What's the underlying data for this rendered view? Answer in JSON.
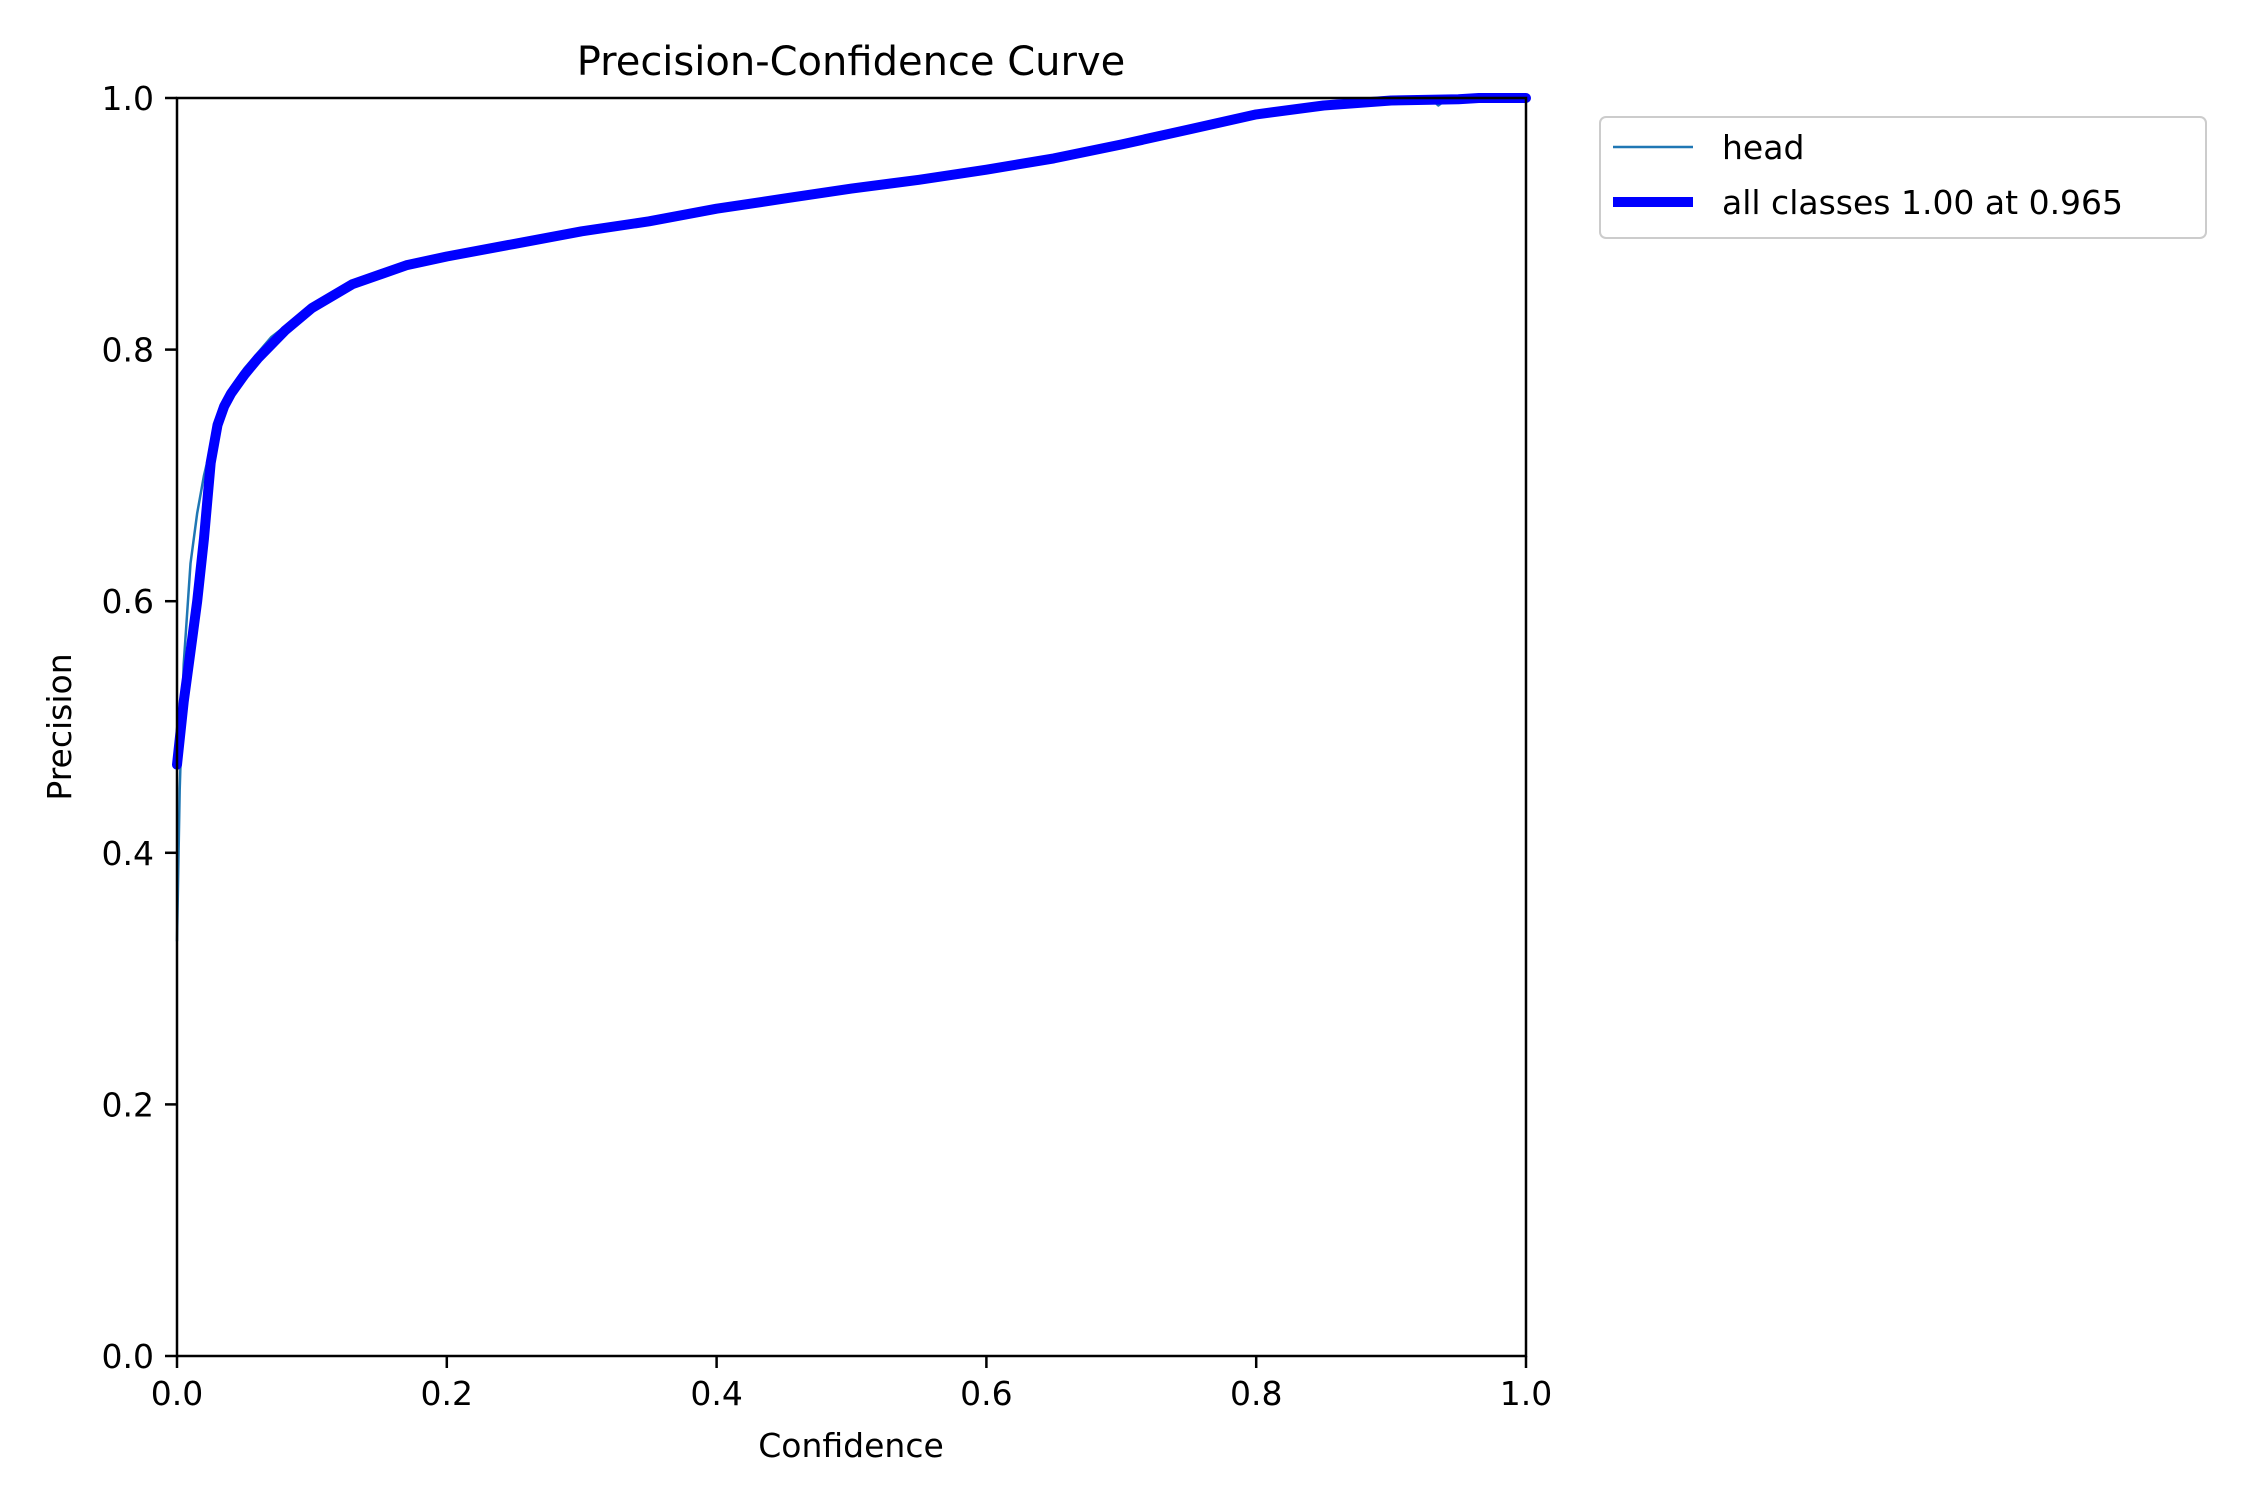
{
  "chart_data": {
    "type": "line",
    "title": "Precision-Confidence Curve",
    "xlabel": "Confidence",
    "ylabel": "Precision",
    "xlim": [
      0.0,
      1.0
    ],
    "ylim": [
      0.0,
      1.0
    ],
    "xticks": [
      "0.0",
      "0.2",
      "0.4",
      "0.6",
      "0.8",
      "1.0"
    ],
    "yticks": [
      "0.0",
      "0.2",
      "0.4",
      "0.6",
      "0.8",
      "1.0"
    ],
    "grid": false,
    "legend_position": "outside-top-right",
    "series": [
      {
        "name": "head",
        "color": "#1f77b4",
        "x": [
          0.0,
          0.002,
          0.005,
          0.01,
          0.015,
          0.02,
          0.03,
          0.04,
          0.05,
          0.07,
          0.1,
          0.13,
          0.17,
          0.2,
          0.25,
          0.3,
          0.35,
          0.4,
          0.45,
          0.5,
          0.55,
          0.6,
          0.65,
          0.7,
          0.75,
          0.8,
          0.85,
          0.9,
          0.93,
          0.935,
          0.94,
          0.95,
          0.965,
          1.0
        ],
        "y": [
          0.33,
          0.45,
          0.55,
          0.63,
          0.67,
          0.7,
          0.745,
          0.77,
          0.785,
          0.81,
          0.835,
          0.852,
          0.868,
          0.876,
          0.885,
          0.895,
          0.902,
          0.912,
          0.92,
          0.928,
          0.935,
          0.943,
          0.952,
          0.963,
          0.975,
          0.987,
          0.994,
          0.998,
          0.999,
          0.994,
          0.998,
          1.0,
          1.0,
          1.0
        ]
      },
      {
        "name": "all classes 1.00 at 0.965",
        "color": "#0000ff",
        "x": [
          0.0,
          0.005,
          0.01,
          0.015,
          0.02,
          0.025,
          0.03,
          0.035,
          0.04,
          0.05,
          0.06,
          0.08,
          0.1,
          0.13,
          0.17,
          0.2,
          0.25,
          0.3,
          0.35,
          0.4,
          0.45,
          0.5,
          0.55,
          0.6,
          0.65,
          0.7,
          0.75,
          0.8,
          0.85,
          0.9,
          0.95,
          0.965,
          1.0
        ],
        "y": [
          0.47,
          0.52,
          0.56,
          0.6,
          0.65,
          0.71,
          0.74,
          0.755,
          0.765,
          0.78,
          0.793,
          0.815,
          0.833,
          0.852,
          0.867,
          0.874,
          0.884,
          0.894,
          0.902,
          0.912,
          0.92,
          0.928,
          0.935,
          0.943,
          0.952,
          0.963,
          0.975,
          0.987,
          0.994,
          0.998,
          0.999,
          1.0,
          1.0
        ]
      }
    ]
  },
  "colors": {
    "head": "#1f77b4",
    "all_classes": "#0000ff"
  }
}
◇ ◇ ◇ ◇
• **WHAT YOU SHOULD DO**
Leave out the pictures, and give all the records again exactly.

• **WORKED SOLUTION**
What's the underlying data for this rendered view? Answer in JSON.
{
  "chart_data": {
    "type": "line",
    "title": "Precision-Confidence Curve",
    "xlabel": "Confidence",
    "ylabel": "Precision",
    "xlim": [
      0.0,
      1.0
    ],
    "ylim": [
      0.0,
      1.0
    ],
    "xticks": [
      "0.0",
      "0.2",
      "0.4",
      "0.6",
      "0.8",
      "1.0"
    ],
    "yticks": [
      "0.0",
      "0.2",
      "0.4",
      "0.6",
      "0.8",
      "1.0"
    ],
    "grid": false,
    "legend_position": "outside-top-right",
    "series": [
      {
        "name": "head",
        "color": "#1f77b4",
        "x": [
          0.0,
          0.002,
          0.005,
          0.01,
          0.015,
          0.02,
          0.03,
          0.04,
          0.05,
          0.07,
          0.1,
          0.13,
          0.17,
          0.2,
          0.25,
          0.3,
          0.35,
          0.4,
          0.45,
          0.5,
          0.55,
          0.6,
          0.65,
          0.7,
          0.75,
          0.8,
          0.85,
          0.9,
          0.93,
          0.935,
          0.94,
          0.95,
          0.965,
          1.0
        ],
        "y": [
          0.33,
          0.45,
          0.55,
          0.63,
          0.67,
          0.7,
          0.745,
          0.77,
          0.785,
          0.81,
          0.835,
          0.852,
          0.868,
          0.876,
          0.885,
          0.895,
          0.902,
          0.912,
          0.92,
          0.928,
          0.935,
          0.943,
          0.952,
          0.963,
          0.975,
          0.987,
          0.994,
          0.998,
          0.999,
          0.994,
          0.998,
          1.0,
          1.0,
          1.0
        ]
      },
      {
        "name": "all classes 1.00 at 0.965",
        "color": "#0000ff",
        "x": [
          0.0,
          0.005,
          0.01,
          0.015,
          0.02,
          0.025,
          0.03,
          0.035,
          0.04,
          0.05,
          0.06,
          0.08,
          0.1,
          0.13,
          0.17,
          0.2,
          0.25,
          0.3,
          0.35,
          0.4,
          0.45,
          0.5,
          0.55,
          0.6,
          0.65,
          0.7,
          0.75,
          0.8,
          0.85,
          0.9,
          0.95,
          0.965,
          1.0
        ],
        "y": [
          0.47,
          0.52,
          0.56,
          0.6,
          0.65,
          0.71,
          0.74,
          0.755,
          0.765,
          0.78,
          0.793,
          0.815,
          0.833,
          0.852,
          0.867,
          0.874,
          0.884,
          0.894,
          0.902,
          0.912,
          0.92,
          0.928,
          0.935,
          0.943,
          0.952,
          0.963,
          0.975,
          0.987,
          0.994,
          0.998,
          0.999,
          1.0,
          1.0
        ]
      }
    ]
  },
  "colors": {
    "head": "#1f77b4",
    "all_classes": "#0000ff"
  }
}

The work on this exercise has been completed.